#### AIM OF THE EXERCISE
Quote the entries word for word. Omit the pictures.

───

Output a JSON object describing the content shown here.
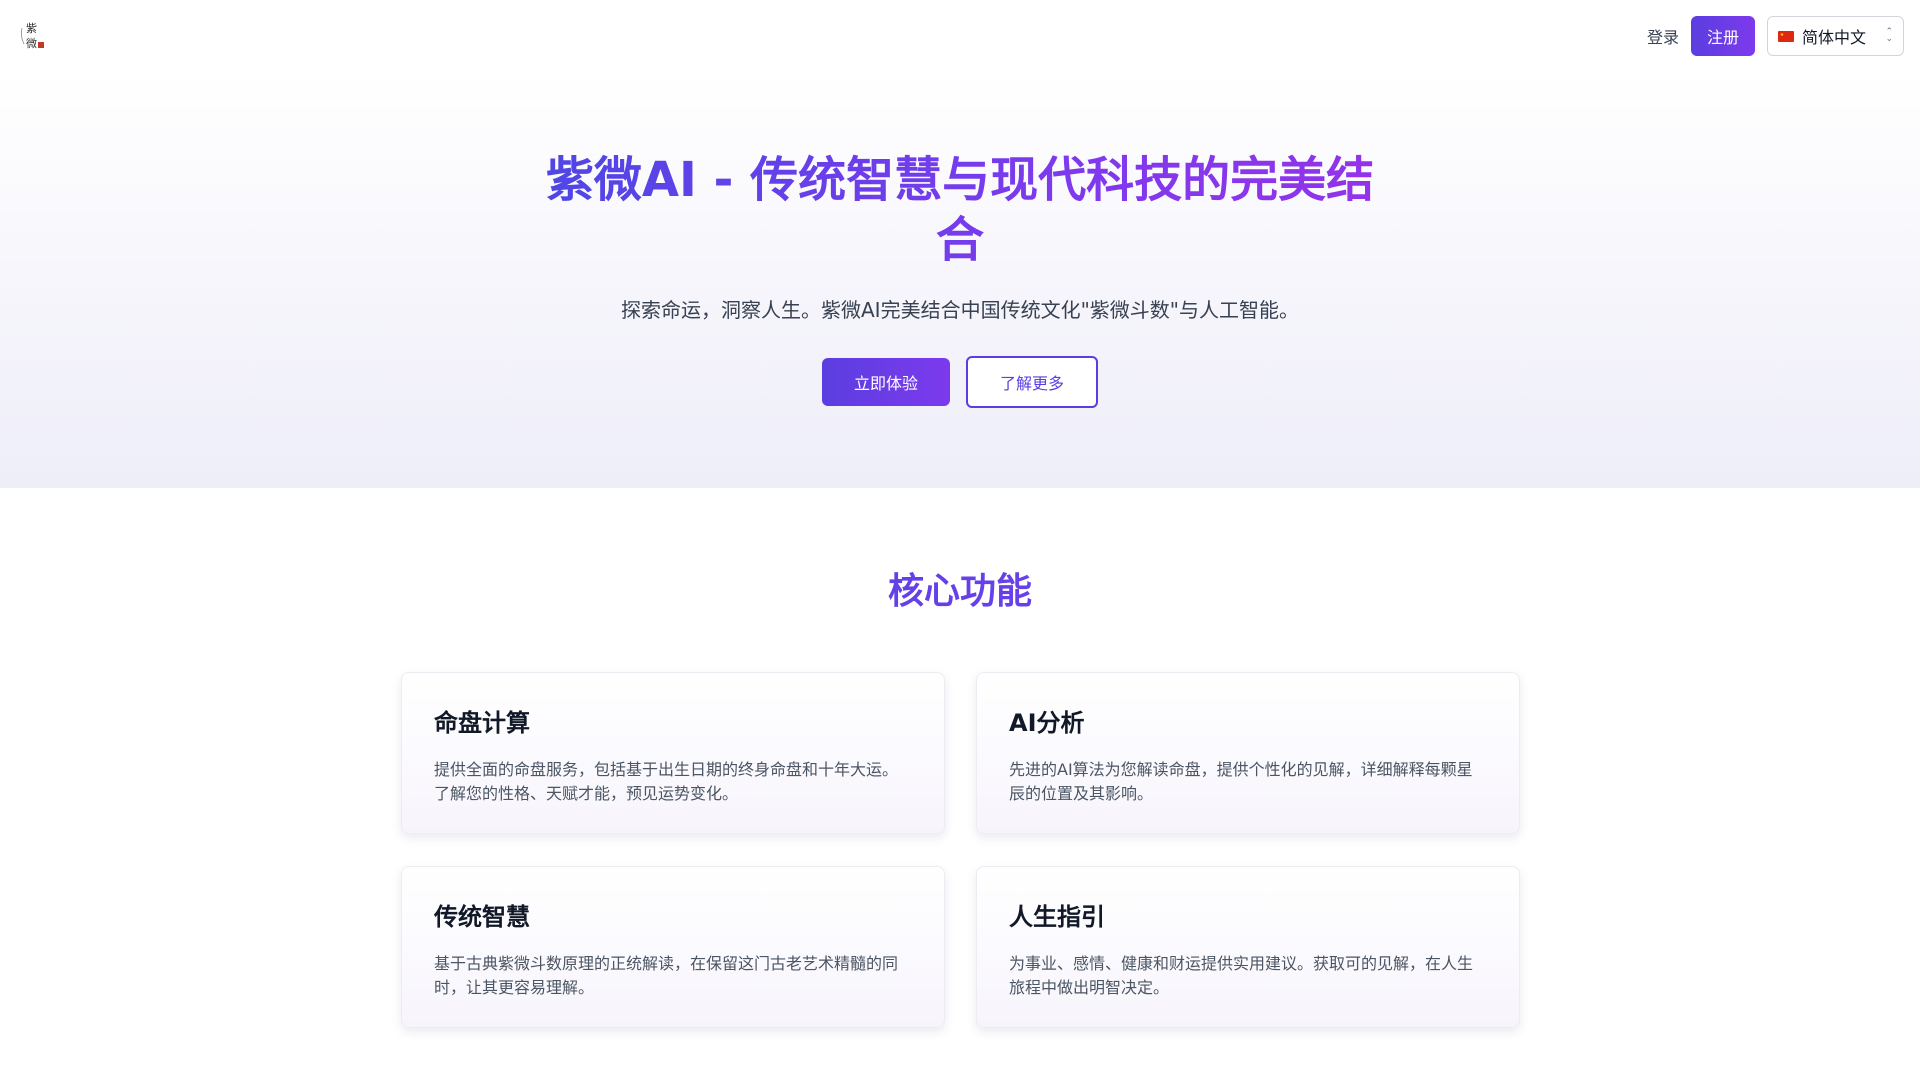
{
  "header": {
    "logo_alt": "紫微",
    "login_label": "登录",
    "register_label": "注册",
    "language": {
      "selected": "简体中文",
      "flag": "cn-flag-icon"
    }
  },
  "hero": {
    "title": "紫微AI - 传统智慧与现代科技的完美结合",
    "subtitle": "探索命运，洞察人生。紫微AI完美结合中国传统文化\"紫微斗数\"与人工智能。",
    "primary_button": "立即体验",
    "secondary_button": "了解更多"
  },
  "features": {
    "title": "核心功能",
    "cards": [
      {
        "title": "命盘计算",
        "text": "提供全面的命盘服务，包括基于出生日期的终身命盘和十年大运。了解您的性格、天赋才能，预见运势变化。"
      },
      {
        "title": "AI分析",
        "text": "先进的AI算法为您解读命盘，提供个性化的见解，详细解释每颗星辰的位置及其影响。"
      },
      {
        "title": "传统智慧",
        "text": "基于古典紫微斗数原理的正统解读，在保留这门古老艺术精髓的同时，让其更容易理解。"
      },
      {
        "title": "人生指引",
        "text": "为事业、感情、健康和财运提供实用建议。获取可的见解，在人生旅程中做出明智决定。"
      }
    ]
  },
  "colors": {
    "accent": "#5b3ee0",
    "accent_end": "#7c3aed"
  }
}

───

#### FINAL ANSWER
Output a JSON object describing the content shown here.
{
  "header": {
    "logo_alt": "紫微",
    "login_label": "登录",
    "register_label": "注册",
    "language": {
      "selected": "简体中文",
      "flag": "cn-flag-icon"
    }
  },
  "hero": {
    "title": "紫微AI - 传统智慧与现代科技的完美结合",
    "subtitle": "探索命运，洞察人生。紫微AI完美结合中国传统文化\"紫微斗数\"与人工智能。",
    "primary_button": "立即体验",
    "secondary_button": "了解更多"
  },
  "features": {
    "title": "核心功能",
    "cards": [
      {
        "title": "命盘计算",
        "text": "提供全面的命盘服务，包括基于出生日期的终身命盘和十年大运。了解您的性格、天赋才能，预见运势变化。"
      },
      {
        "title": "AI分析",
        "text": "先进的AI算法为您解读命盘，提供个性化的见解，详细解释每颗星辰的位置及其影响。"
      },
      {
        "title": "传统智慧",
        "text": "基于古典紫微斗数原理的正统解读，在保留这门古老艺术精髓的同时，让其更容易理解。"
      },
      {
        "title": "人生指引",
        "text": "为事业、感情、健康和财运提供实用建议。获取可的见解，在人生旅程中做出明智决定。"
      }
    ]
  },
  "colors": {
    "accent": "#5b3ee0",
    "accent_end": "#7c3aed"
  }
}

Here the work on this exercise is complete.